→ **OBJECTIVE**
List each line in which the string "morning" appears.

# LISTING start

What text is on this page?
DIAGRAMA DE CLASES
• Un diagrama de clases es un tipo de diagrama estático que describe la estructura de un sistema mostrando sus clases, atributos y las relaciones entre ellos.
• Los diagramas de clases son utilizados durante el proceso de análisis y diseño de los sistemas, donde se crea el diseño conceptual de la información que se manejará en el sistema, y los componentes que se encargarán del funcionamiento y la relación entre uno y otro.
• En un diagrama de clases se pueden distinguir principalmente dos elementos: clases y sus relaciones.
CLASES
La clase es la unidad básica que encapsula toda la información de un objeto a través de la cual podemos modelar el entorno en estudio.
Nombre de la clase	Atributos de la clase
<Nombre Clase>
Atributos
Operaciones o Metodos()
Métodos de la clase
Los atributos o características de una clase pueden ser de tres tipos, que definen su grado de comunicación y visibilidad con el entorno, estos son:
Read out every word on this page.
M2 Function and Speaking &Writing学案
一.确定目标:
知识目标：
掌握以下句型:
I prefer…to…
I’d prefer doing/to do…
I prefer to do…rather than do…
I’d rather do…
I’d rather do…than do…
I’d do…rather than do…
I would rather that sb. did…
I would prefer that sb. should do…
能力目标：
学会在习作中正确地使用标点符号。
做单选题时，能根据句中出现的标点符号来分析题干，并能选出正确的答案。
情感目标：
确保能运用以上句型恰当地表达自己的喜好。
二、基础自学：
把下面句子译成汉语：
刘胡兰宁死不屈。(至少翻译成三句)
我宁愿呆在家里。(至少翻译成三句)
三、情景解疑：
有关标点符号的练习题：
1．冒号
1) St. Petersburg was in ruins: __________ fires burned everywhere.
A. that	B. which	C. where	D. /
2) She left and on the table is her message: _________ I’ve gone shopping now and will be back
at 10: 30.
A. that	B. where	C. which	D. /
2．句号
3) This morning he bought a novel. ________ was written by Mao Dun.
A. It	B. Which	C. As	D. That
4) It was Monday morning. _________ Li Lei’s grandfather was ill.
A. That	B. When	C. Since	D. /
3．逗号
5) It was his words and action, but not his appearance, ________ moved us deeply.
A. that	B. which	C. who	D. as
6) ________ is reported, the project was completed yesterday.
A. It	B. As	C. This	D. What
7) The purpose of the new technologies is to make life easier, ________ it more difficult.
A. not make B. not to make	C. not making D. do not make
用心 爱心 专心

# LISTING end

→ **EXERCISE RESPONSE**
3) This morning he bought a novel. ________ was written by Mao Dun.
4) It was Monday morning. _________ Li Lei’s grandfather was ill.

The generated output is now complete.